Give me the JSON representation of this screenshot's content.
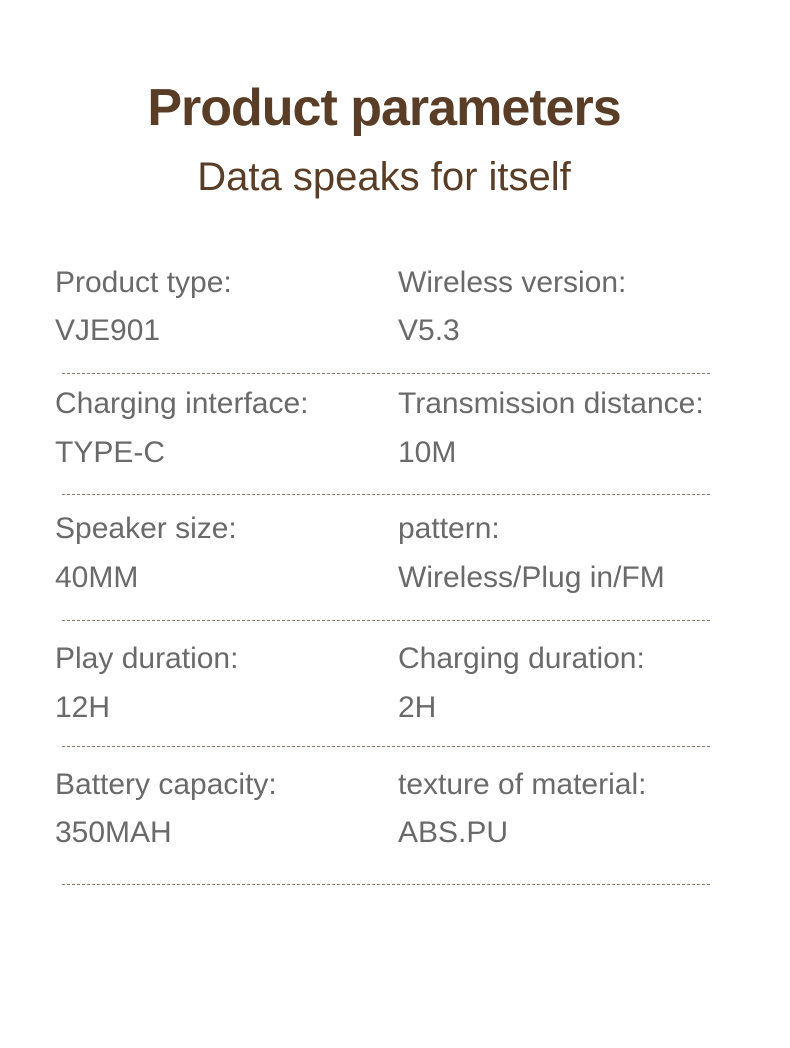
{
  "header": {
    "title": "Product parameters",
    "subtitle": "Data speaks for itself"
  },
  "colors": {
    "title": "#5a3d26",
    "text": "#6a6a6a",
    "divider": "#8c7c6c"
  },
  "rows": [
    [
      {
        "label": "Product type:",
        "value": "VJE901"
      },
      {
        "label": "Wireless version:",
        "value": "V5.3"
      }
    ],
    [
      {
        "label": "Charging interface:",
        "value": "TYPE-C"
      },
      {
        "label": "Transmission distance:",
        "value": "10M"
      }
    ],
    [
      {
        "label": "Speaker size:",
        "value": "40MM"
      },
      {
        "label": "pattern:",
        "value": "Wireless/Plug in/FM"
      }
    ],
    [
      {
        "label": "Play duration:",
        "value": "12H"
      },
      {
        "label": "Charging duration:",
        "value": "2H"
      }
    ],
    [
      {
        "label": "Battery capacity:",
        "value": "350MAH"
      },
      {
        "label": "texture of material:",
        "value": "ABS.PU"
      }
    ]
  ]
}
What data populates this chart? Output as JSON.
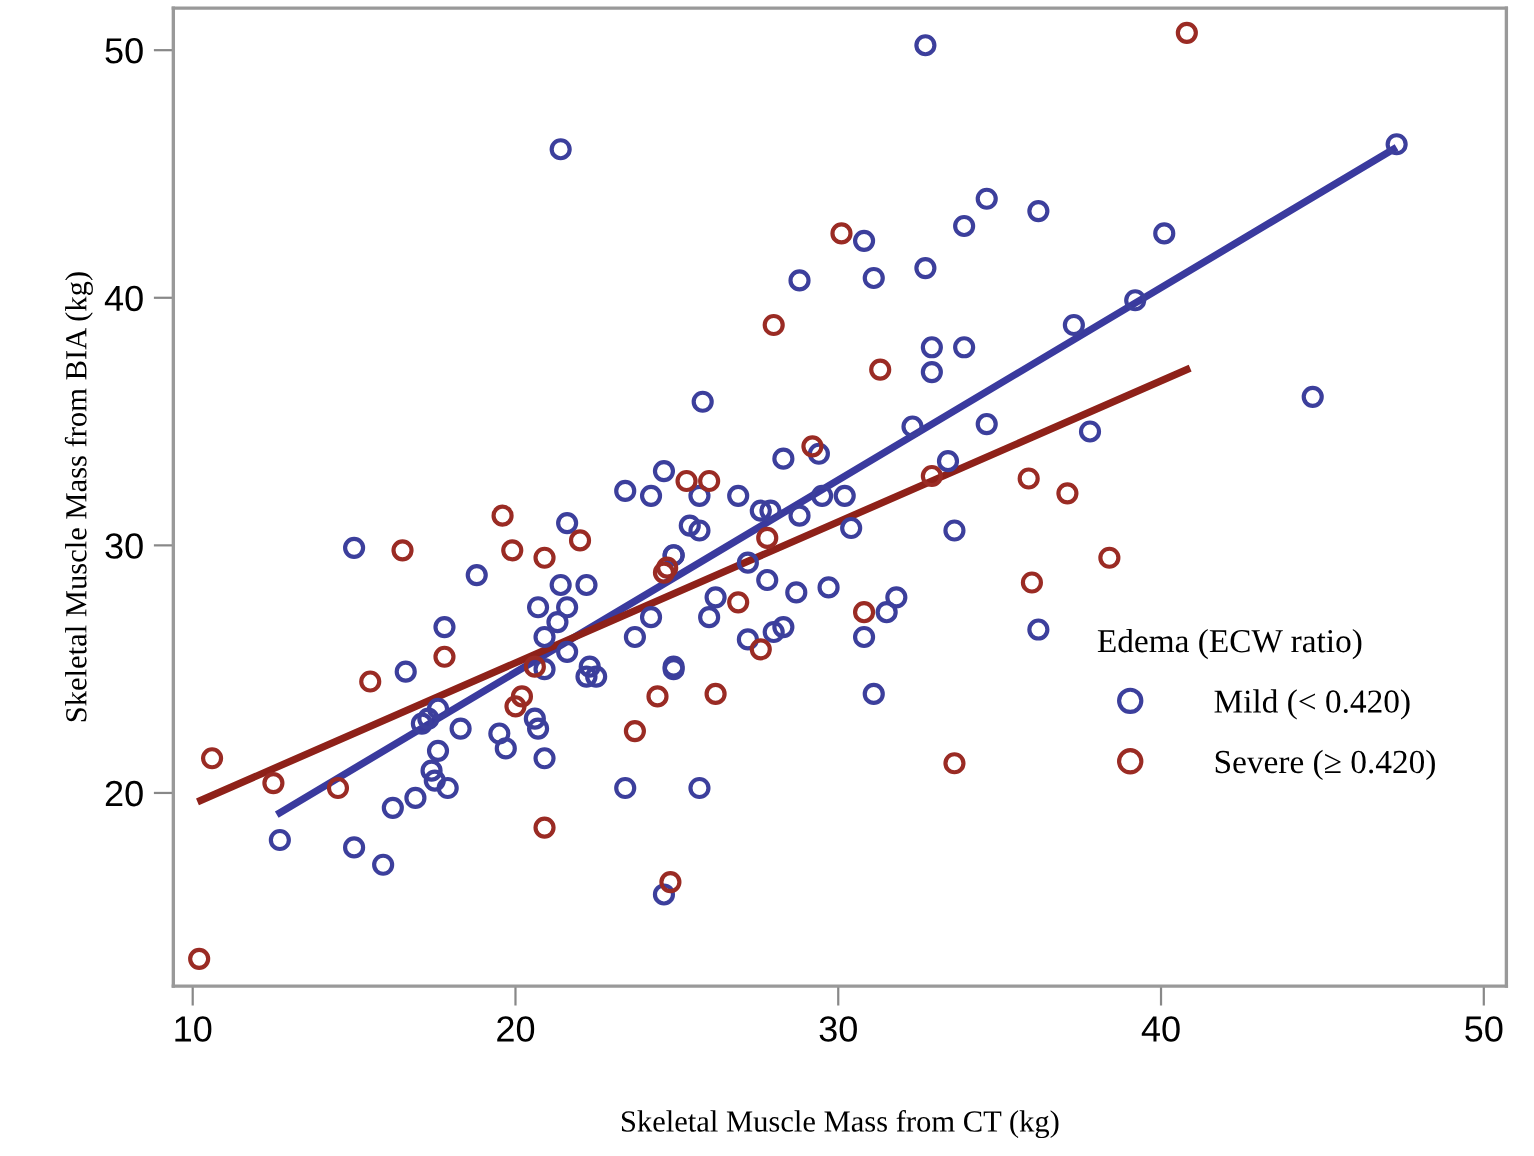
{
  "chart_data": {
    "type": "scatter",
    "xlabel": "Skeletal Muscle Mass from CT (kg)",
    "ylabel": "Skeletal Muscle Mass from BIA (kg)",
    "legend_title": "Edema (ECW ratio)",
    "legend": "bottom right",
    "marker": "circle",
    "grid": false,
    "xlim": [
      9.4,
      50.7
    ],
    "ylim": [
      12.2,
      51.7
    ],
    "xticks": [
      10,
      20,
      30,
      40,
      50
    ],
    "yticks": [
      20,
      30,
      40,
      50
    ],
    "series": [
      {
        "name": "Mild (< 0.420)",
        "color": "#3c3f9c",
        "x": [
          32.7,
          21.4,
          47.3,
          30.8,
          28.8,
          31.1,
          32.7,
          33.9,
          34.6,
          36.2,
          40.1,
          32.9,
          32.9,
          33.9,
          37.3,
          39.2,
          44.7,
          25.8,
          32.3,
          34.6,
          37.8,
          28.3,
          29.4,
          33.4,
          24.6,
          25.7,
          26.9,
          27.6,
          27.9,
          29.5,
          30.2,
          33.6,
          36.2,
          25.7,
          24.6,
          31.1,
          24.9,
          30.8,
          31.5,
          31.8,
          30.4,
          29.7,
          28.7,
          28.3,
          28.0,
          27.2,
          27.8,
          26.0,
          26.2,
          27.2,
          24.9,
          25.4,
          25.7,
          28.8,
          15.0,
          21.6,
          18.8,
          21.4,
          22.2,
          21.6,
          20.7,
          21.3,
          20.9,
          21.6,
          17.8,
          16.6,
          20.9,
          22.3,
          22.2,
          22.5,
          20.6,
          20.7,
          19.5,
          19.7,
          20.9,
          18.3,
          17.1,
          17.3,
          17.6,
          17.6,
          17.4,
          17.9,
          17.5,
          16.9,
          16.2,
          15.0,
          15.9,
          12.7,
          23.4,
          24.2,
          23.7,
          24.9,
          24.9,
          23.4,
          24.2
        ],
        "values": [
          50.2,
          46.0,
          46.2,
          42.3,
          40.7,
          40.8,
          41.2,
          42.9,
          44.0,
          43.5,
          42.6,
          38.0,
          37.0,
          38.0,
          38.9,
          39.9,
          36.0,
          35.8,
          34.8,
          34.9,
          34.6,
          33.5,
          33.7,
          33.4,
          33.0,
          32.0,
          32.0,
          31.4,
          31.4,
          32.0,
          32.0,
          30.6,
          26.6,
          20.2,
          15.9,
          24.0,
          25.1,
          26.3,
          27.3,
          27.9,
          30.7,
          28.3,
          28.1,
          26.7,
          26.5,
          26.2,
          28.6,
          27.1,
          27.9,
          29.3,
          29.6,
          30.8,
          30.6,
          31.2,
          29.9,
          30.9,
          28.8,
          28.4,
          28.4,
          27.5,
          27.5,
          26.9,
          26.3,
          25.7,
          26.7,
          24.9,
          25.0,
          25.1,
          24.7,
          24.7,
          23.0,
          22.6,
          22.4,
          21.8,
          21.4,
          22.6,
          22.8,
          23.0,
          23.4,
          21.7,
          20.9,
          20.2,
          20.5,
          19.8,
          19.4,
          17.8,
          17.1,
          18.1,
          20.2,
          27.1,
          26.3,
          25.0,
          29.6,
          32.2,
          32.0
        ]
      },
      {
        "name": "Severe (≥ 0.420)",
        "color": "#9a2b24",
        "x": [
          40.8,
          30.1,
          28.0,
          31.3,
          29.2,
          32.9,
          35.9,
          37.1,
          25.3,
          26.0,
          38.4,
          36.0,
          33.6,
          24.8,
          26.2,
          30.8,
          27.6,
          26.9,
          27.8,
          24.7,
          16.5,
          19.6,
          19.9,
          20.9,
          22.0,
          17.8,
          15.5,
          20.6,
          20.2,
          20.0,
          10.6,
          12.5,
          14.5,
          10.2,
          20.9,
          23.7,
          24.4,
          24.6
        ],
        "values": [
          50.7,
          42.6,
          38.9,
          37.1,
          34.0,
          32.8,
          32.7,
          32.1,
          32.6,
          32.6,
          29.5,
          28.5,
          21.2,
          16.4,
          24.0,
          27.3,
          25.8,
          27.7,
          30.3,
          29.1,
          29.8,
          31.2,
          29.8,
          29.5,
          30.2,
          25.5,
          24.5,
          25.1,
          23.9,
          23.5,
          21.4,
          20.4,
          20.2,
          13.3,
          18.6,
          22.5,
          23.9,
          28.9
        ]
      },
      {
        "color": "#3a3a9e",
        "type": "line",
        "marker": "none",
        "x": [
          12.7,
          47.2
        ],
        "values": [
          19.2,
          46.0
        ]
      },
      {
        "color": "#8e2119",
        "type": "line",
        "marker": "none",
        "x": [
          10.25,
          40.8
        ],
        "values": [
          19.7,
          37.1
        ]
      }
    ]
  }
}
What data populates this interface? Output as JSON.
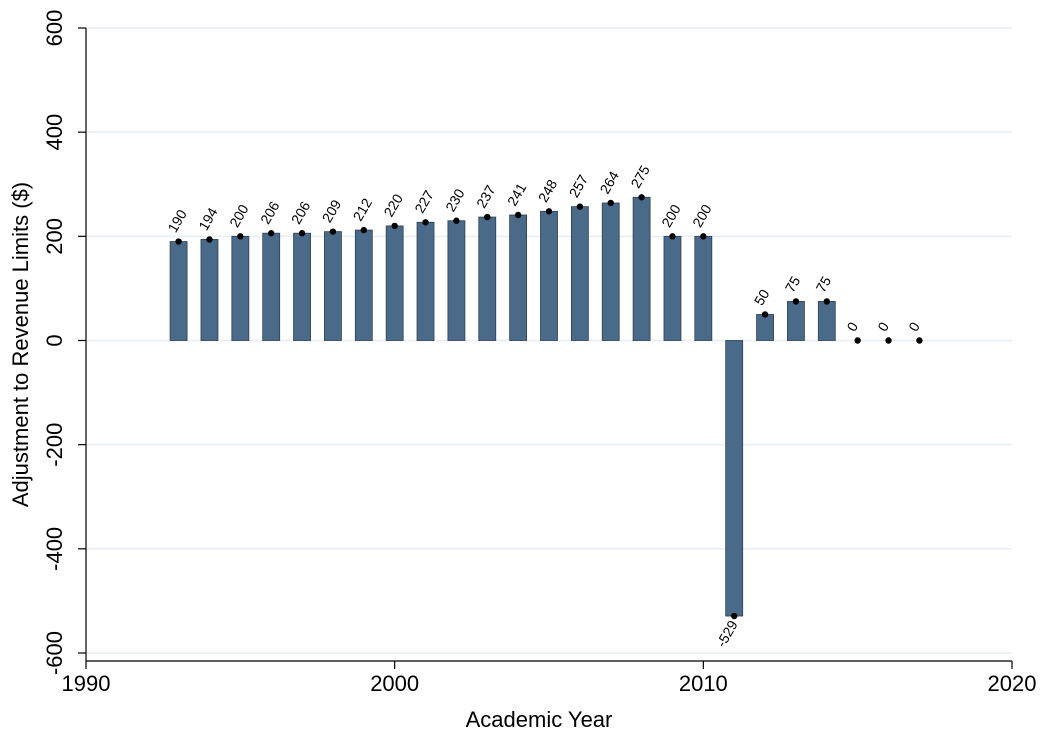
{
  "chart_data": {
    "type": "bar",
    "xlabel": "Academic Year",
    "ylabel": "Adjustment to Revenue Limits ($)",
    "xlim": [
      1990,
      2020
    ],
    "ylim": [
      -600,
      600
    ],
    "xticks": [
      "1990",
      "2000",
      "2010",
      "2020"
    ],
    "yticks": [
      "-600",
      "-400",
      "-200",
      "0",
      "200",
      "400",
      "600"
    ],
    "grid": true,
    "bar_color": "#4a6a8a",
    "marker_color": "#000000",
    "x": [
      1993,
      1994,
      1995,
      1996,
      1997,
      1998,
      1999,
      2000,
      2001,
      2002,
      2003,
      2004,
      2005,
      2006,
      2007,
      2008,
      2009,
      2010,
      2011,
      2012,
      2013,
      2014,
      2015,
      2016,
      2017
    ],
    "values": [
      190,
      194,
      200,
      206,
      206,
      209,
      212,
      220,
      227,
      230,
      237,
      241,
      248,
      257,
      264,
      275,
      200,
      200,
      -529,
      50,
      75,
      75,
      0,
      0,
      0
    ],
    "labels": [
      "190",
      "194",
      "200",
      "206",
      "206",
      "209",
      "212",
      "220",
      "227",
      "230",
      "237",
      "241",
      "248",
      "257",
      "264",
      "275",
      "200",
      "200",
      "-529",
      "50",
      "75",
      "75",
      "0",
      "0",
      "0"
    ]
  }
}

────────────────

Exercise task:
For each line of the listing that holds the word "xlabel", show that line.

Output below:
    "xlabel": "Skeletal Muscle Mass from CT (kg)",
    "xlabel": "Academic Year",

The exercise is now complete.